**INFORMATION SHOWN**

········

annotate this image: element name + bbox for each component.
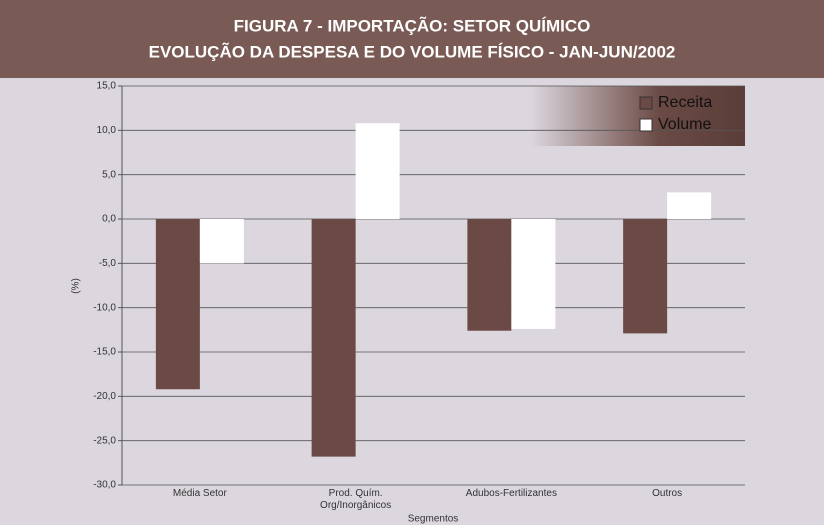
y-tick-label: 10,0: [97, 125, 117, 136]
x-tick-label: Outros: [652, 488, 683, 499]
y-tick-label: 5,0: [102, 169, 116, 180]
y-tick-label: -20,0: [93, 391, 116, 402]
y-tick-label: 0,0: [102, 214, 116, 225]
y-tick-label: -25,0: [93, 435, 116, 446]
legend-swatch: [639, 118, 653, 132]
chart-title: FIGURA 7 - IMPORTAÇÃO: SETOR QUÍMICO: [234, 15, 591, 35]
y-axis-label: (%): [71, 278, 82, 294]
bar: [667, 192, 712, 219]
x-tick-label: Adubos-Fertilizantes: [465, 488, 557, 499]
x-tick-label: Prod. Quím. Org/Inorgânicos: [320, 488, 392, 511]
bar: [623, 219, 668, 334]
legend-label: Receita: [658, 94, 712, 111]
bar: [467, 219, 512, 331]
bar: [355, 123, 400, 219]
y-tick-label: -15,0: [93, 347, 116, 358]
x-tick-label: Média Setor: [172, 488, 227, 499]
x-axis-label: Segmentos: [408, 514, 459, 525]
header-band: [0, 0, 824, 78]
bar: [199, 219, 244, 264]
chart-subtitle: EVOLUÇÃO DA DESPESA E DO VOLUME FÍSICO -…: [149, 41, 676, 61]
legend-label: Volume: [658, 116, 711, 133]
bar: [511, 219, 556, 329]
y-tick-label: -5,0: [99, 258, 117, 269]
legend-background: [530, 86, 745, 146]
bar: [311, 219, 356, 457]
y-tick-label: -30,0: [93, 480, 116, 491]
legend-swatch: [639, 96, 653, 110]
bar: [155, 219, 200, 390]
y-tick-label: -10,0: [93, 302, 116, 313]
y-tick-label: 15,0: [97, 81, 117, 92]
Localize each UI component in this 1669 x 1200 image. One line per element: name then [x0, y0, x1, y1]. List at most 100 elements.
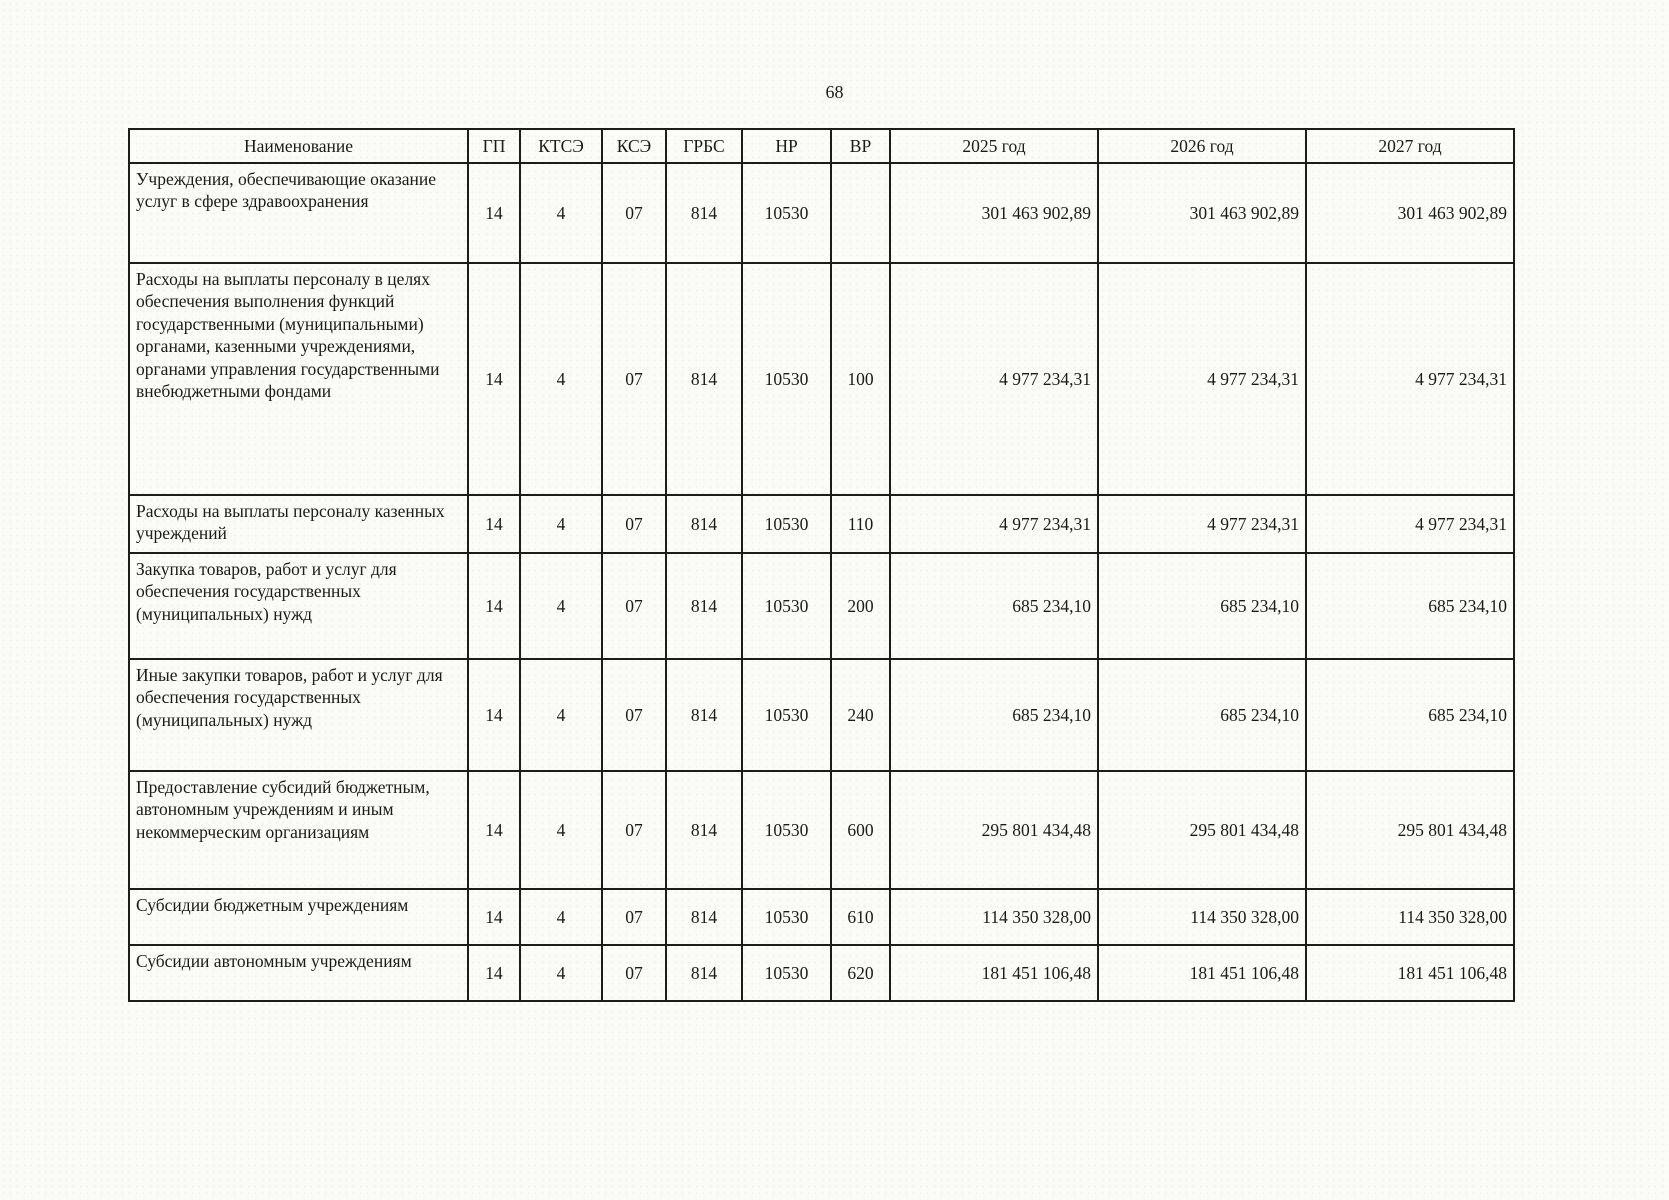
cell-name: Расходы на выплаты персоналу в целях обе…	[128, 262, 469, 496]
cell-2027: 4 977 234,31	[1305, 494, 1515, 554]
cell-2025: 301 463 902,89	[889, 162, 1099, 264]
cell-2026: 295 801 434,48	[1097, 770, 1307, 890]
cell-nr: 10530	[741, 770, 832, 890]
table-row: Закупка товаров, работ и услуг для обесп…	[128, 552, 1515, 660]
cell-gp: 14	[467, 494, 521, 554]
cell-2027: 114 350 328,00	[1305, 888, 1515, 946]
cell-2026: 301 463 902,89	[1097, 162, 1307, 264]
cell-grbs: 814	[665, 770, 743, 890]
cell-2026: 4 977 234,31	[1097, 494, 1307, 554]
cell-gp: 14	[467, 770, 521, 890]
cell-2026: 181 451 106,48	[1097, 944, 1307, 1002]
cell-2026: 685 234,10	[1097, 658, 1307, 772]
cell-kse: 07	[601, 552, 667, 660]
cell-2027: 301 463 902,89	[1305, 162, 1515, 264]
cell-ktse: 4	[519, 658, 603, 772]
cell-kse: 07	[601, 888, 667, 946]
cell-2027: 4 977 234,31	[1305, 262, 1515, 496]
cell-2026: 685 234,10	[1097, 552, 1307, 660]
table-row: Предоставление субсидий бюджетным, автон…	[128, 770, 1515, 890]
table-row: Расходы на выплаты персоналу в целях обе…	[128, 262, 1515, 496]
cell-grbs: 814	[665, 162, 743, 264]
table-row: Расходы на выплаты персоналу казенных уч…	[128, 494, 1515, 554]
cell-nr: 10530	[741, 944, 832, 1002]
table-row: Субсидии автономным учреждениям 14 4 07 …	[128, 944, 1515, 1002]
cell-nr: 10530	[741, 658, 832, 772]
column-header-nr: НР	[741, 128, 832, 164]
cell-2025: 685 234,10	[889, 658, 1099, 772]
cell-name: Субсидии автономным учреждениям	[128, 944, 469, 1002]
cell-ktse: 4	[519, 262, 603, 496]
cell-kse: 07	[601, 658, 667, 772]
cell-vr: 100	[830, 262, 891, 496]
cell-2025: 181 451 106,48	[889, 944, 1099, 1002]
cell-2025: 4 977 234,31	[889, 262, 1099, 496]
cell-gp: 14	[467, 888, 521, 946]
cell-2026: 114 350 328,00	[1097, 888, 1307, 946]
cell-grbs: 814	[665, 552, 743, 660]
cell-nr: 10530	[741, 162, 832, 264]
cell-vr: 240	[830, 658, 891, 772]
cell-gp: 14	[467, 162, 521, 264]
column-header-2027: 2027 год	[1305, 128, 1515, 164]
table-row: Субсидии бюджетным учреждениям 14 4 07 8…	[128, 888, 1515, 946]
cell-ktse: 4	[519, 770, 603, 890]
page-number: 68	[825, 82, 844, 102]
budget-table: Наименование ГП КТСЭ КСЭ ГРБС НР ВР 2025…	[128, 128, 1515, 1002]
cell-kse: 07	[601, 162, 667, 264]
cell-name: Расходы на выплаты персоналу казенных уч…	[128, 494, 469, 554]
cell-name: Субсидии бюджетным учреждениям	[128, 888, 469, 946]
cell-name: Иные закупки товаров, работ и услуг для …	[128, 658, 469, 772]
cell-vr: 110	[830, 494, 891, 554]
cell-nr: 10530	[741, 552, 832, 660]
cell-name: Учреждения, обеспечивающие оказание услу…	[128, 162, 469, 264]
cell-gp: 14	[467, 552, 521, 660]
cell-grbs: 814	[665, 262, 743, 496]
column-header-2026: 2026 год	[1097, 128, 1307, 164]
budget-table-wrapper: Наименование ГП КТСЭ КСЭ ГРБС НР ВР 2025…	[128, 128, 1515, 1002]
cell-vr: 200	[830, 552, 891, 660]
cell-2026: 4 977 234,31	[1097, 262, 1307, 496]
cell-kse: 07	[601, 494, 667, 554]
cell-2025: 114 350 328,00	[889, 888, 1099, 946]
cell-grbs: 814	[665, 658, 743, 772]
cell-ktse: 4	[519, 494, 603, 554]
cell-2027: 685 234,10	[1305, 552, 1515, 660]
cell-2027: 295 801 434,48	[1305, 770, 1515, 890]
column-header-vr: ВР	[830, 128, 891, 164]
cell-vr: 620	[830, 944, 891, 1002]
cell-2027: 685 234,10	[1305, 658, 1515, 772]
column-header-2025: 2025 год	[889, 128, 1099, 164]
cell-vr	[830, 162, 891, 264]
cell-nr: 10530	[741, 262, 832, 496]
cell-gp: 14	[467, 262, 521, 496]
column-header-grbs: ГРБС	[665, 128, 743, 164]
cell-kse: 07	[601, 262, 667, 496]
cell-vr: 600	[830, 770, 891, 890]
cell-gp: 14	[467, 658, 521, 772]
cell-gp: 14	[467, 944, 521, 1002]
cell-kse: 07	[601, 944, 667, 1002]
table-row: Учреждения, обеспечивающие оказание услу…	[128, 162, 1515, 264]
column-header-name: Наименование	[128, 128, 469, 164]
cell-2027: 181 451 106,48	[1305, 944, 1515, 1002]
cell-2025: 4 977 234,31	[889, 494, 1099, 554]
cell-ktse: 4	[519, 162, 603, 264]
cell-grbs: 814	[665, 888, 743, 946]
cell-grbs: 814	[665, 944, 743, 1002]
cell-nr: 10530	[741, 888, 832, 946]
cell-name: Предоставление субсидий бюджетным, автон…	[128, 770, 469, 890]
column-header-gp: ГП	[467, 128, 521, 164]
cell-ktse: 4	[519, 552, 603, 660]
cell-ktse: 4	[519, 888, 603, 946]
cell-2025: 685 234,10	[889, 552, 1099, 660]
cell-ktse: 4	[519, 944, 603, 1002]
cell-nr: 10530	[741, 494, 832, 554]
cell-2025: 295 801 434,48	[889, 770, 1099, 890]
cell-name: Закупка товаров, работ и услуг для обесп…	[128, 552, 469, 660]
cell-grbs: 814	[665, 494, 743, 554]
column-header-kse: КСЭ	[601, 128, 667, 164]
cell-kse: 07	[601, 770, 667, 890]
table-header-row: Наименование ГП КТСЭ КСЭ ГРБС НР ВР 2025…	[128, 128, 1515, 164]
table-row: Иные закупки товаров, работ и услуг для …	[128, 658, 1515, 772]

········

**TASK BRIEF**
Locate each line in the material above that contains the string "выплаты", and copy those lines out. The match is case-sensitive.

**TASK RESPONSE**
cell-name: Расходы на выплаты персоналу в целях обе…	[128, 262, 469, 496]
table-row: Расходы на выплаты персоналу в целях обе…	[128, 262, 1515, 496]
table-row: Расходы на выплаты персоналу казенных уч…	[128, 494, 1515, 554]
cell-name: Расходы на выплаты персоналу казенных уч…	[128, 494, 469, 554]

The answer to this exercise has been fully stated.